EXERCISE DETAILS:
Copy out the lines that include the word "discovery".

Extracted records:
+-------+
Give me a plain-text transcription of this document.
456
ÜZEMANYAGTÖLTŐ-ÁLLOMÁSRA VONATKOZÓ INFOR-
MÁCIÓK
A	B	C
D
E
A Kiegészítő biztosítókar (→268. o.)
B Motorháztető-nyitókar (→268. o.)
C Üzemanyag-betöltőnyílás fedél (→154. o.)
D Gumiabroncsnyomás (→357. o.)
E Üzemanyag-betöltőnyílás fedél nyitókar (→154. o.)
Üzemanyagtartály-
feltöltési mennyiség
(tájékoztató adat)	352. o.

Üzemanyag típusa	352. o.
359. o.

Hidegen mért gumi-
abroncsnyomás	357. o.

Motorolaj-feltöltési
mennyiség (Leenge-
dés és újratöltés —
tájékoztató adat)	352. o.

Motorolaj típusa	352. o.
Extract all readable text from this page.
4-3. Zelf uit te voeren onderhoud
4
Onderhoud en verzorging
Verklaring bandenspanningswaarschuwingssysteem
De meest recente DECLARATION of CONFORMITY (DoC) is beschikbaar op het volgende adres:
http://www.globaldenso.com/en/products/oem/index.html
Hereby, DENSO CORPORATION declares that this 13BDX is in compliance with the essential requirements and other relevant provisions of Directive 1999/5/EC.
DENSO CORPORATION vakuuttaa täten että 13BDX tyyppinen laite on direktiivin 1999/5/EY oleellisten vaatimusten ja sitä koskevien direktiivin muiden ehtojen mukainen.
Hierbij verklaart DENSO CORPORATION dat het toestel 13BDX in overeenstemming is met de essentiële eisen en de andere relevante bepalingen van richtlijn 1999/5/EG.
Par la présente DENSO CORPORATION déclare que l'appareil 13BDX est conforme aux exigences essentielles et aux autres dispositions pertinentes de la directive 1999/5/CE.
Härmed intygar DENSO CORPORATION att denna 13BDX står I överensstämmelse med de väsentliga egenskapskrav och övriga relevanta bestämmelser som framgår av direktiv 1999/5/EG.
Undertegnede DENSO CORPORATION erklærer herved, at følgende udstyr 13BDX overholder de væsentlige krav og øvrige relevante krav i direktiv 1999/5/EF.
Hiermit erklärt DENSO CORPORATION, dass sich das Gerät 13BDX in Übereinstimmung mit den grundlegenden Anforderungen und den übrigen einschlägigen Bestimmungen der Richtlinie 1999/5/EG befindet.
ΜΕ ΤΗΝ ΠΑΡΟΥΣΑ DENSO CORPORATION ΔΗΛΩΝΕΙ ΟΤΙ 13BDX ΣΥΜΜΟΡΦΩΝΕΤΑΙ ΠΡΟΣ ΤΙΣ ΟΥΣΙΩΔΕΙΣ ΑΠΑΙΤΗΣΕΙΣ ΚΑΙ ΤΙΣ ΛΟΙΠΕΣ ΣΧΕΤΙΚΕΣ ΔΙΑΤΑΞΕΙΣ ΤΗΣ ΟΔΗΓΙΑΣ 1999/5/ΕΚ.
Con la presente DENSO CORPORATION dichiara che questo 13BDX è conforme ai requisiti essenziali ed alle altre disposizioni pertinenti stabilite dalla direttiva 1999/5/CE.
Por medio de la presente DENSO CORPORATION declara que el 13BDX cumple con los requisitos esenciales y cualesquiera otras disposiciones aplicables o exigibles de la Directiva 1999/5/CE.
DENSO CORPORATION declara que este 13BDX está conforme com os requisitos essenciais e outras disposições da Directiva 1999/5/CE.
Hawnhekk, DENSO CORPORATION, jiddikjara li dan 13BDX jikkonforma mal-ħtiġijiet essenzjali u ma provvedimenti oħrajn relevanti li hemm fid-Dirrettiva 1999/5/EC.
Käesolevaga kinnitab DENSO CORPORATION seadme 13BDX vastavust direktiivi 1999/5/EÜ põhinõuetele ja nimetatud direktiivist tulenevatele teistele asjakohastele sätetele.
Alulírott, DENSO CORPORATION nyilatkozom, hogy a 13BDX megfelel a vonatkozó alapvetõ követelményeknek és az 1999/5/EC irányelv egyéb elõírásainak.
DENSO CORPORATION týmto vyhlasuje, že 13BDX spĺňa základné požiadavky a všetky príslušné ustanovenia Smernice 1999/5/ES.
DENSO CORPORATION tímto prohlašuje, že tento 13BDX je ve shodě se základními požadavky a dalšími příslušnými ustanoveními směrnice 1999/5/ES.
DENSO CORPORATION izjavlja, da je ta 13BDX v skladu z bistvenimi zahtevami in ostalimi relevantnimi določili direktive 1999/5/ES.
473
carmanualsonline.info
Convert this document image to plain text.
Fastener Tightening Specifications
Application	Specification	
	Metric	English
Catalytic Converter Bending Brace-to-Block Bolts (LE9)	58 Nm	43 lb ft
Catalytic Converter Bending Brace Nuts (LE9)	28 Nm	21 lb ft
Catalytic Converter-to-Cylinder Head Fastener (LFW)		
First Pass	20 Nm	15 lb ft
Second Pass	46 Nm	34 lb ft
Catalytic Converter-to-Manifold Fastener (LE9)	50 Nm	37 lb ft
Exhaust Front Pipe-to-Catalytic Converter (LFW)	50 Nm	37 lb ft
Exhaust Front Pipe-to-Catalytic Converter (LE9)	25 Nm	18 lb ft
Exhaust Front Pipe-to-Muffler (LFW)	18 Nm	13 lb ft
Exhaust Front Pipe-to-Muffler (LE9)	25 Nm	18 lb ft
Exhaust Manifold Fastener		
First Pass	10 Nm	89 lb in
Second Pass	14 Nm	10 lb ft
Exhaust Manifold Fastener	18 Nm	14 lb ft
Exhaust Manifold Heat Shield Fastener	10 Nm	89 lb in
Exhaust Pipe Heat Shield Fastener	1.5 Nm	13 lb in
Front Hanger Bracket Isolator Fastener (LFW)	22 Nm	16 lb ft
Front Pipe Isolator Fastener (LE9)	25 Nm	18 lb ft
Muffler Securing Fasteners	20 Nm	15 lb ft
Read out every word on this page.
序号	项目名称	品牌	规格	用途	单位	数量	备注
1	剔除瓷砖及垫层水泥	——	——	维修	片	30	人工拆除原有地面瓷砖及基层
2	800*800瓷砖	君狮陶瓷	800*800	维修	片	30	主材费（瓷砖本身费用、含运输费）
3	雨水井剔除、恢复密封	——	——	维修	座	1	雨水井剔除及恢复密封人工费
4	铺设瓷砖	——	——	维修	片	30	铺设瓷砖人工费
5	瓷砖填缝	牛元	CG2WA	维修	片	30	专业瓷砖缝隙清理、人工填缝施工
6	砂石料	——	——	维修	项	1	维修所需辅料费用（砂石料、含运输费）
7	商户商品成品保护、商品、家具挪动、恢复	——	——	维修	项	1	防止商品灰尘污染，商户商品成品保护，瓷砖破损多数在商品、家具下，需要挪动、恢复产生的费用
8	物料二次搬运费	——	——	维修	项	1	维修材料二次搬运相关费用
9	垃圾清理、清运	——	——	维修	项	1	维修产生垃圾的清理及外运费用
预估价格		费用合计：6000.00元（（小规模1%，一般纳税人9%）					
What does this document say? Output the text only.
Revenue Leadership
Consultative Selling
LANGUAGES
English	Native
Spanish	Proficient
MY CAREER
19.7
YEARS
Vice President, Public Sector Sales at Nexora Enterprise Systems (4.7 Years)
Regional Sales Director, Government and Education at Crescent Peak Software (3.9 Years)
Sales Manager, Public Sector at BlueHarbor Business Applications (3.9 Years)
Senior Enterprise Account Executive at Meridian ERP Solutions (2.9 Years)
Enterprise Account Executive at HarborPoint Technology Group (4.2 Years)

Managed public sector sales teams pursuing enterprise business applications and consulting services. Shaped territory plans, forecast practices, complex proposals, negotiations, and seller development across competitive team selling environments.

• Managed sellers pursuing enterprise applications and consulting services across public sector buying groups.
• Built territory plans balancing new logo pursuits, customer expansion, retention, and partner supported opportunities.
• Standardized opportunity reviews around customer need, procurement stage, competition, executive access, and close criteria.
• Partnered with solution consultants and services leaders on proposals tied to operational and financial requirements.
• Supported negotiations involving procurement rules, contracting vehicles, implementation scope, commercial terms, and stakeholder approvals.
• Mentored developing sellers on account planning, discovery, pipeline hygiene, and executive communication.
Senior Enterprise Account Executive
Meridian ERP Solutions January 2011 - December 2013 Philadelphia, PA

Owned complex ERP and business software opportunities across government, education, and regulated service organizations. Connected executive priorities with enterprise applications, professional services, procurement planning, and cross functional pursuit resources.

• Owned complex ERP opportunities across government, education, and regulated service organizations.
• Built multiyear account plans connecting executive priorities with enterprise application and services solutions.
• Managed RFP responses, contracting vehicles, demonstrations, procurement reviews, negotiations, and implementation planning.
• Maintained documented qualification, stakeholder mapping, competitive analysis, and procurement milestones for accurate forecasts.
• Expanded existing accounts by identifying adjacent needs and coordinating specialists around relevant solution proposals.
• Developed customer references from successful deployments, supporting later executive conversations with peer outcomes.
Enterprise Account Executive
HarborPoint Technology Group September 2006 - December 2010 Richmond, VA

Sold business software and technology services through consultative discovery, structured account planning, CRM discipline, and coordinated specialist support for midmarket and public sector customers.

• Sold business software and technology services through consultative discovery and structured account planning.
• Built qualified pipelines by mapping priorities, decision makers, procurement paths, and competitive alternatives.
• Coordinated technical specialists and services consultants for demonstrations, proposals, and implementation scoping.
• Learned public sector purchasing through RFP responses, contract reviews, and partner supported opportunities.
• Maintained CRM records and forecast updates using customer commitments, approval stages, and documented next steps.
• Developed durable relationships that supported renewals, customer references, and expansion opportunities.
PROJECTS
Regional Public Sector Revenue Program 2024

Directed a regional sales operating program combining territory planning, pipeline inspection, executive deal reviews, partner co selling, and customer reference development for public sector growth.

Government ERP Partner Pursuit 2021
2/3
+-------+
RESPONSE TO THIS EXERCISE:
• Mentored developing sellers on account planning, discovery, pipeline hygiene, and executive communication.
Sold business software and technology services through consultative discovery, structured account planning, CRM discipline, and coordinated specialist support for midmarket and public sector customers.
• Sold business software and technology services through consultative discovery and structured account planning.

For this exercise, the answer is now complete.